__TASK OBJECTIVE__:
Copy each line of the records that contains the word "memory".

__INFORMATION PROVIDED__:

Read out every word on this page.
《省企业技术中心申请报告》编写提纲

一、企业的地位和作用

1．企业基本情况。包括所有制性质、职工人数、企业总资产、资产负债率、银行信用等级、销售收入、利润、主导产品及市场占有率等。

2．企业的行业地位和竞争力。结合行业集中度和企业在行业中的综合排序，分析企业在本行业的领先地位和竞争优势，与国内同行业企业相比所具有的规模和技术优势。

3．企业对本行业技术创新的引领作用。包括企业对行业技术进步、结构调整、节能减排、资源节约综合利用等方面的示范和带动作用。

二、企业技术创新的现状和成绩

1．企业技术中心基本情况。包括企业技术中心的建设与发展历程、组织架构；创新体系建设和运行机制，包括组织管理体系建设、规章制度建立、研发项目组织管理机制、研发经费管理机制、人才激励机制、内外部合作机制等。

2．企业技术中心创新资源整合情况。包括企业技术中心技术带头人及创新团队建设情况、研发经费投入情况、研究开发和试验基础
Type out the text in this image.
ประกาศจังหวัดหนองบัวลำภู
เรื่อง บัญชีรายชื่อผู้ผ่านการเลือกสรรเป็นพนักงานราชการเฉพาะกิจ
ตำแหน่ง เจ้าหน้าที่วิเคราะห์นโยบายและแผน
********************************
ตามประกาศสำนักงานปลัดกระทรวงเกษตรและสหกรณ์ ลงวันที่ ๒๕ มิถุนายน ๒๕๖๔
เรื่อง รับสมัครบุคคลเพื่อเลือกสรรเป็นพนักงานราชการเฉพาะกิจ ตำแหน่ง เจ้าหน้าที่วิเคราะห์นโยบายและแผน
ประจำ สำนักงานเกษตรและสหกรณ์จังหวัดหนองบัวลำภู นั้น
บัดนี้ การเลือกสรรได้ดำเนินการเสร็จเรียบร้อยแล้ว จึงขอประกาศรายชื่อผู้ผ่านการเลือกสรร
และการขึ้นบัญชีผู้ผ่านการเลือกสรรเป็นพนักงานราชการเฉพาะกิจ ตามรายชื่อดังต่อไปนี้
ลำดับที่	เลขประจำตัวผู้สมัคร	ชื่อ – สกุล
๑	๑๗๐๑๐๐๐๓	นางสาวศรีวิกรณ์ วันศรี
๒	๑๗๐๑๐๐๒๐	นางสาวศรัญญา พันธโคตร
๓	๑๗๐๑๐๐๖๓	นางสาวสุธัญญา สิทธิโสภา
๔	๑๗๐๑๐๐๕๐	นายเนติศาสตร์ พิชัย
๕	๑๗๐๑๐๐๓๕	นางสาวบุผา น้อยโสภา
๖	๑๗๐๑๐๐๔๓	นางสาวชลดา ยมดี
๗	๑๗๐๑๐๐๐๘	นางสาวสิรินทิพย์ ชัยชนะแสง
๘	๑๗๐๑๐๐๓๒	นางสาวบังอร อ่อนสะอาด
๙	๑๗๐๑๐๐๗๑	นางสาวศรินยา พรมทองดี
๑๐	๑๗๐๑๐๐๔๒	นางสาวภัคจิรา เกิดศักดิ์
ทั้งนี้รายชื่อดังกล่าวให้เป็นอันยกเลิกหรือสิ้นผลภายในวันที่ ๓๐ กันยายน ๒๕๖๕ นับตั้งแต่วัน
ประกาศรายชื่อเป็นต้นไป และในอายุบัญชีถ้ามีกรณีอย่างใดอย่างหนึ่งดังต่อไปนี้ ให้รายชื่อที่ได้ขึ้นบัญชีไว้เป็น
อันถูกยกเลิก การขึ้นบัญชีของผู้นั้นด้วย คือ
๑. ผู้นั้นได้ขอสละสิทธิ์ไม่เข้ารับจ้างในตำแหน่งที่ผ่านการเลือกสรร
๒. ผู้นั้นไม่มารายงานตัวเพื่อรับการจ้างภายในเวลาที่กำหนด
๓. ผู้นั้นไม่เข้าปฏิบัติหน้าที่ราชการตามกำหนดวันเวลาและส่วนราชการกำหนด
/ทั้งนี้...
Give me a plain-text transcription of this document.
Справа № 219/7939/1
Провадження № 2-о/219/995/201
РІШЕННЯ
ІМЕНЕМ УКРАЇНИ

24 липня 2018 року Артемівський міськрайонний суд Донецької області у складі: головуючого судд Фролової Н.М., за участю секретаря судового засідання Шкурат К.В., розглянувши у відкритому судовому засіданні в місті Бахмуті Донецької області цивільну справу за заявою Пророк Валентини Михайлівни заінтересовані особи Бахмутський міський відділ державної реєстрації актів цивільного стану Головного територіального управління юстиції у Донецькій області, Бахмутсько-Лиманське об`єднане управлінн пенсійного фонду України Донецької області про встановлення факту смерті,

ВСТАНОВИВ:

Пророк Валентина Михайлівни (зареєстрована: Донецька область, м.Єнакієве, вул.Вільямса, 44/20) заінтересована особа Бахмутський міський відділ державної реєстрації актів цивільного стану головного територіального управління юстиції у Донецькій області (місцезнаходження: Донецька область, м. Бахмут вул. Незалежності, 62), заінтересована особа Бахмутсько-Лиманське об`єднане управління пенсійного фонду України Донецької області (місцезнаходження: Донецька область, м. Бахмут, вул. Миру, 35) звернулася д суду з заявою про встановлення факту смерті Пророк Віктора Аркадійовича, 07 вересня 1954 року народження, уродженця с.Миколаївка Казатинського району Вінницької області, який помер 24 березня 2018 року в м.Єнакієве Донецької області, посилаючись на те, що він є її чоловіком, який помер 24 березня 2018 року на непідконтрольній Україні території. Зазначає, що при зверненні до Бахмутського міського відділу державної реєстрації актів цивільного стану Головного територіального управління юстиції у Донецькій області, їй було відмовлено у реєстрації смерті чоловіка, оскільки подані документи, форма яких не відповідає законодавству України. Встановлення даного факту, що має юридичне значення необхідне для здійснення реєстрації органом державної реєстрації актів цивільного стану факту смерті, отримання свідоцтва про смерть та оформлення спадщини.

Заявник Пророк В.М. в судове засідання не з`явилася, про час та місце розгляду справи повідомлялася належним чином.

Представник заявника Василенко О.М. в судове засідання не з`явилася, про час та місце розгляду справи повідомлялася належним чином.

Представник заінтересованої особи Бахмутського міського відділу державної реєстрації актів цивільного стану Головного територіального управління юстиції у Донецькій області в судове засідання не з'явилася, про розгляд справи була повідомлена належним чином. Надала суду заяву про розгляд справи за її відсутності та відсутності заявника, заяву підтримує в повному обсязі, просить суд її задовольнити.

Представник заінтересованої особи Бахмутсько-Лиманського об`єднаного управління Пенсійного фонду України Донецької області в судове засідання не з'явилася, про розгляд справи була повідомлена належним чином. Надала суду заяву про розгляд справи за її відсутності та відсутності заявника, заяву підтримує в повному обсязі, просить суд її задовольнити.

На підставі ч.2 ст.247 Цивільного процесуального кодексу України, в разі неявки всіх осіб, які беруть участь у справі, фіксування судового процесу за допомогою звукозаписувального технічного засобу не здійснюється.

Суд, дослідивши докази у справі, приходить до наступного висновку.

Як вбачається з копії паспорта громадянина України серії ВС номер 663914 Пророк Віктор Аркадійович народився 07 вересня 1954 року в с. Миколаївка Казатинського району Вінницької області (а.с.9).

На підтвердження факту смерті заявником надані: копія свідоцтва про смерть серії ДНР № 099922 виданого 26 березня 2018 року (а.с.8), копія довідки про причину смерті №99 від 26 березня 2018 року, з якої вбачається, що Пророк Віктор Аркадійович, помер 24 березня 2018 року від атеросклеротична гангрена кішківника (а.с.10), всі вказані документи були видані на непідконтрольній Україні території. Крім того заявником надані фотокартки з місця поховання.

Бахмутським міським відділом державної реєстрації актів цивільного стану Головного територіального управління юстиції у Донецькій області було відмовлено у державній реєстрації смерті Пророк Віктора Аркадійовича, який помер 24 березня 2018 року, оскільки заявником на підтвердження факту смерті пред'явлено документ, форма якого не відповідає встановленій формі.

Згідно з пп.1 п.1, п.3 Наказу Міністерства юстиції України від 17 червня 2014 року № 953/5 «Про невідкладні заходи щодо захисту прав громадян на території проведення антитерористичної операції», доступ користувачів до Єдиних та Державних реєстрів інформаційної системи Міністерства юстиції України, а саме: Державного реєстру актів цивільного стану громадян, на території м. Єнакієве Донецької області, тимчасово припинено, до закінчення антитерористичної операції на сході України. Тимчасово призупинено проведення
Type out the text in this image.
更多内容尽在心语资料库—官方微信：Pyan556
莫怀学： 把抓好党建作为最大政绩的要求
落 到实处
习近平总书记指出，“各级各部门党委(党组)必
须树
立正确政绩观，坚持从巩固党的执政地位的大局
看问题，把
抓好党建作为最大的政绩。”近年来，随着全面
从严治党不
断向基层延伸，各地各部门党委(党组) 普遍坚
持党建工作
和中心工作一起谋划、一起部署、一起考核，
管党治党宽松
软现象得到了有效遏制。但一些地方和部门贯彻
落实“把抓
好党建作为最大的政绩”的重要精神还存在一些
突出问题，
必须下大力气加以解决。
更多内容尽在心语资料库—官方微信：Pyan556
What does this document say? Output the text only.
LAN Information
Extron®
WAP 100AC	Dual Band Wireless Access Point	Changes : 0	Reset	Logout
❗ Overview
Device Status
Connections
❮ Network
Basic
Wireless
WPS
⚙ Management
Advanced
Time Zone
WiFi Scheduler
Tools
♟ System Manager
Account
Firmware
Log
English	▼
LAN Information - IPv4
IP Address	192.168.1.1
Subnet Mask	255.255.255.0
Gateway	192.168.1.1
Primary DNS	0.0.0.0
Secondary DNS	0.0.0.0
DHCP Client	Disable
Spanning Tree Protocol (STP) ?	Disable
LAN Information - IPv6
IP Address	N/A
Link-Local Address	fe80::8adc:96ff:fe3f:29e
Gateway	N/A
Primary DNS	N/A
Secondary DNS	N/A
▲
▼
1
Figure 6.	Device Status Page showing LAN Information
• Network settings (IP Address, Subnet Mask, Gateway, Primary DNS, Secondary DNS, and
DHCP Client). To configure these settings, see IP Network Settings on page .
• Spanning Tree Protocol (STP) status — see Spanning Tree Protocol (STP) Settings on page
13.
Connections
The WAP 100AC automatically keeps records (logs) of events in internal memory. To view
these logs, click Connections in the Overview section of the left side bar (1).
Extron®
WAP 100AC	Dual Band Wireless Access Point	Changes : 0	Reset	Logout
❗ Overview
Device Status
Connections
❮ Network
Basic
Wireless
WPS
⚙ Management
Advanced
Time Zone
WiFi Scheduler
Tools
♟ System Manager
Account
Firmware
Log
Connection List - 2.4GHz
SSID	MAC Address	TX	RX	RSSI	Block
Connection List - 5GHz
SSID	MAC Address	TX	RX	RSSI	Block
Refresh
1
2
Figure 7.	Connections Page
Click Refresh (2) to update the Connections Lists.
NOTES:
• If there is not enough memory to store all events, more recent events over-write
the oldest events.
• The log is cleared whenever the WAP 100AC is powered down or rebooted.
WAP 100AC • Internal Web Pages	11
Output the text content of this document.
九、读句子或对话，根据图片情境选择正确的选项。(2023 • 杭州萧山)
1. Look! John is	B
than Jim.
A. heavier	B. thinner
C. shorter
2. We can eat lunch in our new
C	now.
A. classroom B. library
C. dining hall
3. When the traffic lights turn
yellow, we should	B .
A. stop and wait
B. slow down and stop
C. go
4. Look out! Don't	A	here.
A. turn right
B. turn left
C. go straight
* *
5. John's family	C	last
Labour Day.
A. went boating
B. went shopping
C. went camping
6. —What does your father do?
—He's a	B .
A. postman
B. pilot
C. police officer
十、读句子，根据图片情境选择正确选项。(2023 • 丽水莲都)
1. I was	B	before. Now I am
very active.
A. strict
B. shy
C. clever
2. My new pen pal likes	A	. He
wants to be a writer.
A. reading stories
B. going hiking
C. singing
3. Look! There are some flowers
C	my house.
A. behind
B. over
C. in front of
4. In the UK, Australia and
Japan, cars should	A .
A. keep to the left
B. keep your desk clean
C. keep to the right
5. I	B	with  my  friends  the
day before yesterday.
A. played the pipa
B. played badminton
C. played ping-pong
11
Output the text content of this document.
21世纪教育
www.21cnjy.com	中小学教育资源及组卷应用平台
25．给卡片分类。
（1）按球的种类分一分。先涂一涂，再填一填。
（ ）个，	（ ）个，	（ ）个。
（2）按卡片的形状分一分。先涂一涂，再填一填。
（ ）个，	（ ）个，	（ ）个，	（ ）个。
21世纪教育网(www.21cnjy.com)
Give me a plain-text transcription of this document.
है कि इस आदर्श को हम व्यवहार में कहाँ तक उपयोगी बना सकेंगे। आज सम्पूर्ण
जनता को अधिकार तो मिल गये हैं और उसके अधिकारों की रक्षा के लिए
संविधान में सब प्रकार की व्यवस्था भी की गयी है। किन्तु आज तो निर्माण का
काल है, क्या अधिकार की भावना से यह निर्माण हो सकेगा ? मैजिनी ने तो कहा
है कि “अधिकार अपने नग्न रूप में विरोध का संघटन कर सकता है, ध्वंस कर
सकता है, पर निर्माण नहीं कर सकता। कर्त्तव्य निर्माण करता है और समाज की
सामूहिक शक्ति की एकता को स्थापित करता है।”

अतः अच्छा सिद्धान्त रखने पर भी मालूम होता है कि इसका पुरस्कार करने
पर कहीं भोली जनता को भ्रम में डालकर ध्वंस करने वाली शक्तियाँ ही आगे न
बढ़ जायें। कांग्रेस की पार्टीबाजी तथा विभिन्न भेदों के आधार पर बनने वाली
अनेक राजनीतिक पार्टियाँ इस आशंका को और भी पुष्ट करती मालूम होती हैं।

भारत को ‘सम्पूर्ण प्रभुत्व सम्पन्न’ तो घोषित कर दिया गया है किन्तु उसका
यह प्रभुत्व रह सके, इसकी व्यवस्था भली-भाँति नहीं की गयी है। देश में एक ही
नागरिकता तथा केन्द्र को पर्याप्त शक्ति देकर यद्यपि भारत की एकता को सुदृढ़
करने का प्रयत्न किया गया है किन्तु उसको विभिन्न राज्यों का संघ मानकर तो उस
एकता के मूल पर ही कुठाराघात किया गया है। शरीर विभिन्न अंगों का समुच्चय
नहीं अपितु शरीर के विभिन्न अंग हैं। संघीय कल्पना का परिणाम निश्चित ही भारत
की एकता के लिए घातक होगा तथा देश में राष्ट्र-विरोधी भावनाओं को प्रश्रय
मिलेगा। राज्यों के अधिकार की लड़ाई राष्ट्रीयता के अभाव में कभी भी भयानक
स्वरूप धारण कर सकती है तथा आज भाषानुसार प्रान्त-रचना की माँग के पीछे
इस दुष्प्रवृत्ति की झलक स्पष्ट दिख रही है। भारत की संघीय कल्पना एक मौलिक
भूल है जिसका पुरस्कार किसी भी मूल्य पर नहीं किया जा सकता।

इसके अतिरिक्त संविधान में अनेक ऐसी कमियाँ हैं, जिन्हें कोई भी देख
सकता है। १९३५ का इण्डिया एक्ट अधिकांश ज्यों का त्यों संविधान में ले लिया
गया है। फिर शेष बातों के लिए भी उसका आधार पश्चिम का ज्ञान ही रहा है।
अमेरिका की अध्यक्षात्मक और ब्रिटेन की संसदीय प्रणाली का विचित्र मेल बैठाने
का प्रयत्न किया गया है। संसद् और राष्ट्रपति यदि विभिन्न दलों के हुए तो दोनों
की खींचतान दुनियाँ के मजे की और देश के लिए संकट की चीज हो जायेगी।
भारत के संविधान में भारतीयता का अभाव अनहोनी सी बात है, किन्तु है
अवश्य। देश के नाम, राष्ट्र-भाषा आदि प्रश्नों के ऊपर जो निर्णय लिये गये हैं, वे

__EXERCISE OUTPUT__:
The WAP 100AC automatically keeps records (logs) of events in internal memory. To view
• If there is not enough memory to store all events, more recent events over-write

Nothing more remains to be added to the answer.